● **Directive**
Show each line of the data below that has the string "Rush" in it.

● **Record list**

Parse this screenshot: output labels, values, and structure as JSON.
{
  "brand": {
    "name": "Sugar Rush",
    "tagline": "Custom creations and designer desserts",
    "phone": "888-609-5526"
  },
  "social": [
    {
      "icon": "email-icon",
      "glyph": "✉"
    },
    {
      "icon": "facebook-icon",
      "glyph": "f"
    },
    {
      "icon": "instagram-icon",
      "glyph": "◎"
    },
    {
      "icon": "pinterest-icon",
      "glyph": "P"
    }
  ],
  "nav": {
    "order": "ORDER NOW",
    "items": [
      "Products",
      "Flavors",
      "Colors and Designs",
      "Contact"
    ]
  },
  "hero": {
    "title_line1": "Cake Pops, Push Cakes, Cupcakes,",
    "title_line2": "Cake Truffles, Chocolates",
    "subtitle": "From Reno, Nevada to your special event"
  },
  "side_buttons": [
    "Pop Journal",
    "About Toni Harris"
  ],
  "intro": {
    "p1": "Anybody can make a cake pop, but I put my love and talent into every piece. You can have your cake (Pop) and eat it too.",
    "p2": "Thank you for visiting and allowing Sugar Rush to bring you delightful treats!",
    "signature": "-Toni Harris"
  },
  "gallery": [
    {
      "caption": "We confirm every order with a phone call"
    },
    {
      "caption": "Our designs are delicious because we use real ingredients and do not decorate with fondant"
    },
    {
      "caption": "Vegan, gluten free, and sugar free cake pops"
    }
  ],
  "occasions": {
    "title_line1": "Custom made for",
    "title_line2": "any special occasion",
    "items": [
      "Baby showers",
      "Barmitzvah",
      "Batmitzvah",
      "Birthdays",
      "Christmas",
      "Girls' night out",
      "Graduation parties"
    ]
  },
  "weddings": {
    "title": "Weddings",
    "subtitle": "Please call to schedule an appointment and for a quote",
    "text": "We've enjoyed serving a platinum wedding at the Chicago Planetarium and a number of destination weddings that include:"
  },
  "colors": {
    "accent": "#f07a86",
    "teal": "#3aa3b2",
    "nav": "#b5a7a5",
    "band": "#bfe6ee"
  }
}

● **Expected answer**
    "name": "Sugar Rush",
    "p2": "Thank you for visiting and allowing Sugar Rush to bring you delightful treats!",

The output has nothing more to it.